- **What you have to do**: Identify and copy all lines of the material where the string "政务信息" is found.

***

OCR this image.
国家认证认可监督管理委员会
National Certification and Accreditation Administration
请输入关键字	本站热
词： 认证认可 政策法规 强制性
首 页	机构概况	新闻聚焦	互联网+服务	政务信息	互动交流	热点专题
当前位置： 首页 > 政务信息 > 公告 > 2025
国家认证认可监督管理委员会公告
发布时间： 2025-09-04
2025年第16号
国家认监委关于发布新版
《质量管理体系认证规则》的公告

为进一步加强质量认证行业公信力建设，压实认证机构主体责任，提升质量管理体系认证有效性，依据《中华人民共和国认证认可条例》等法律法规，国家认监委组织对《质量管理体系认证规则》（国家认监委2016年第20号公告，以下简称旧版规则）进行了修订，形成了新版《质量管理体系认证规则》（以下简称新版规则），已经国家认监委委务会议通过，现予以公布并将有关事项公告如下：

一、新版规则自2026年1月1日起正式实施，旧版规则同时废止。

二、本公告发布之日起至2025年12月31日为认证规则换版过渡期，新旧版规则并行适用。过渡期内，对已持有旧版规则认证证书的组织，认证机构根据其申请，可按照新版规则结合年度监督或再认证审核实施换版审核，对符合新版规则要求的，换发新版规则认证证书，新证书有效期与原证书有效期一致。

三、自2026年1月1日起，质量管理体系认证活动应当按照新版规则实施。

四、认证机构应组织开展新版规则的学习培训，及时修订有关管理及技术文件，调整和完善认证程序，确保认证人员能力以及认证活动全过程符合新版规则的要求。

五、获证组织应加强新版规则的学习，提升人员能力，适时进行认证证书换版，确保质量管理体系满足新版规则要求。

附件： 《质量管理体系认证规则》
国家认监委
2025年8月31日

***

- **Output for this exercise**:
首 页	机构概况	新闻聚焦	互联网+服务	政务信息	互动交流	热点专题
当前位置： 首页 > 政务信息 > 公告 > 2025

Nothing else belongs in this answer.